**PROBLEM REQUIREMENTS:**
Every line of the data that contains the string "content" must be copied.
>> Start DATA TO PROCESS
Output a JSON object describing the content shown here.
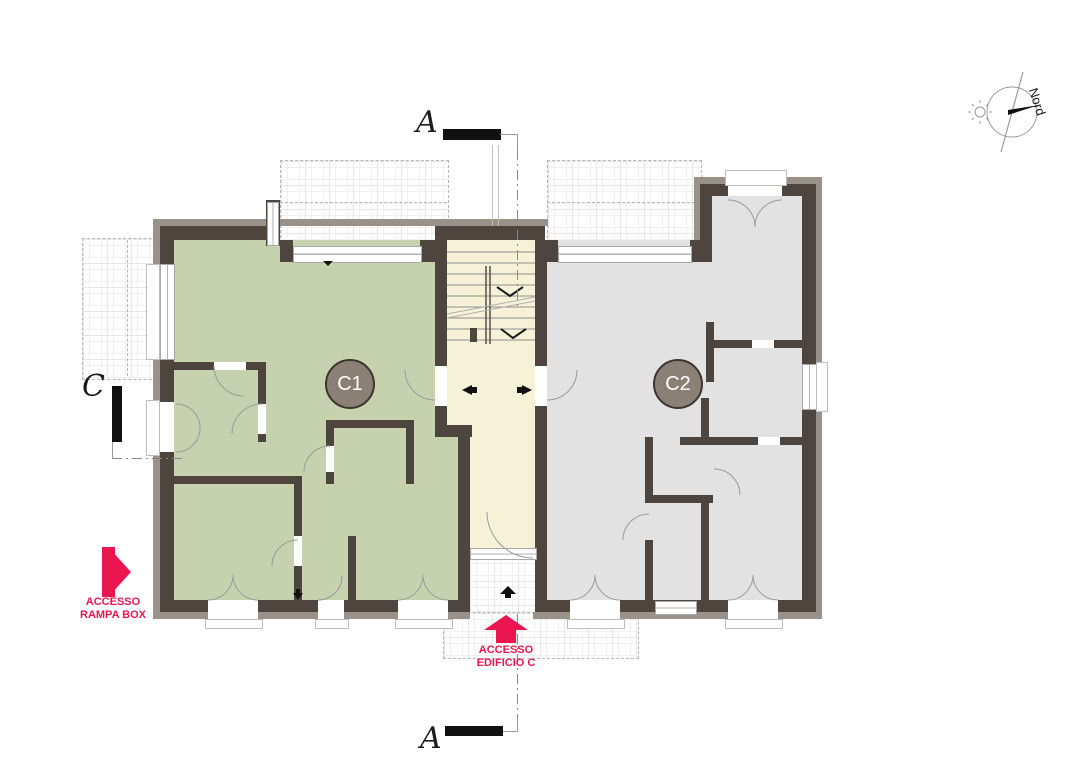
{
  "plan": {
    "section_markers": {
      "top": "A",
      "bottom": "A",
      "left": "C"
    },
    "compass": {
      "label": "Nord"
    },
    "units": {
      "c1": {
        "label": "C1",
        "floor_color": "#c6d2ae"
      },
      "c2": {
        "label": "C2",
        "floor_color": "#e2e2e3"
      }
    },
    "stairwell": {
      "floor_color": "#f6f2d8"
    },
    "annotations": {
      "rampa_box": {
        "line1": "ACCESSO",
        "line2": "RAMPA BOX",
        "arrow": "right"
      },
      "edificio_c": {
        "line1": "ACCESSO",
        "line2": "EDIFICIO C",
        "arrow": "up"
      }
    },
    "colors": {
      "wall_dark": "#4e463e",
      "wall_outer": "#9a9188",
      "accent_red": "#eb1650",
      "unit_badge": "#8b8076"
    }
  }
}
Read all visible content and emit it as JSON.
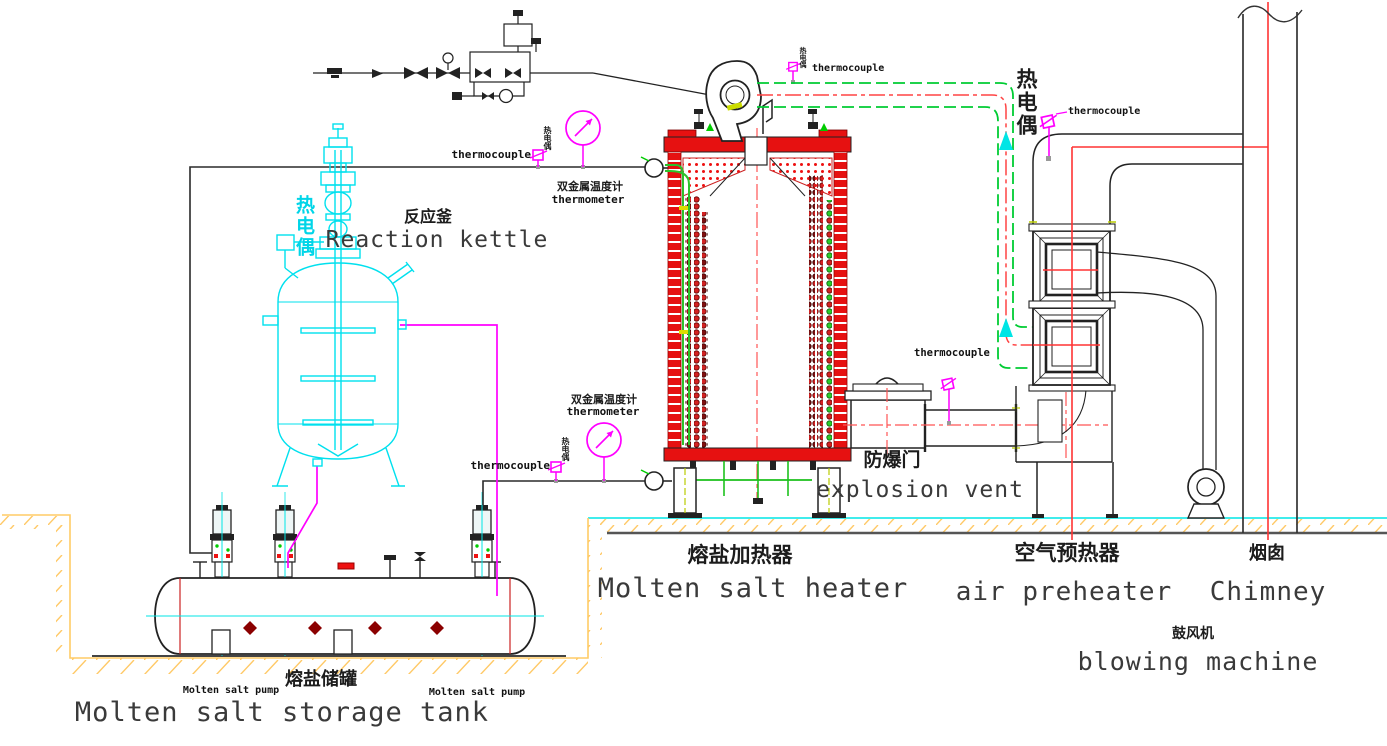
{
  "equipment": {
    "reaction_kettle": {
      "zh": "反应釜",
      "en": "Reaction kettle"
    },
    "molten_salt_heater": {
      "zh": "熔盐加热器",
      "en": "Molten salt heater"
    },
    "explosion_vent": {
      "zh": "防爆门",
      "en": "explosion vent"
    },
    "air_preheater": {
      "zh": "空气预热器",
      "en": "air preheater"
    },
    "chimney": {
      "zh": "烟囱",
      "en": "Chimney"
    },
    "blowing_machine": {
      "zh": "鼓风机",
      "en": "blowing machine"
    },
    "molten_salt_storage_tank": {
      "zh": "熔盐储罐",
      "en": "Molten salt storage tank"
    },
    "molten_salt_pump": {
      "en": "Molten salt pump"
    }
  },
  "instruments": {
    "thermocouple": {
      "en": "thermocouple",
      "zh": "热电偶"
    },
    "thermometer": {
      "en": "thermometer",
      "zh": "双金属温度计"
    }
  },
  "colors": {
    "equipment_red": "#ee1111",
    "pipe_green": "#22cc33",
    "instrument_magenta": "#ff00ff",
    "centerline_cyan": "#00e5e5",
    "ground_yellow": "#ffcc66",
    "flue_red": "#ff3333",
    "kettle_cyan": "#00e0ee",
    "diamond_darkred": "#8b0000",
    "line_black": "#222222"
  }
}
>> End DATA TO PROCESS
**SOLUTION FOR THIS TASK:**
Output a JSON object describing the content shown here.
Read all visible content and emit it as JSON.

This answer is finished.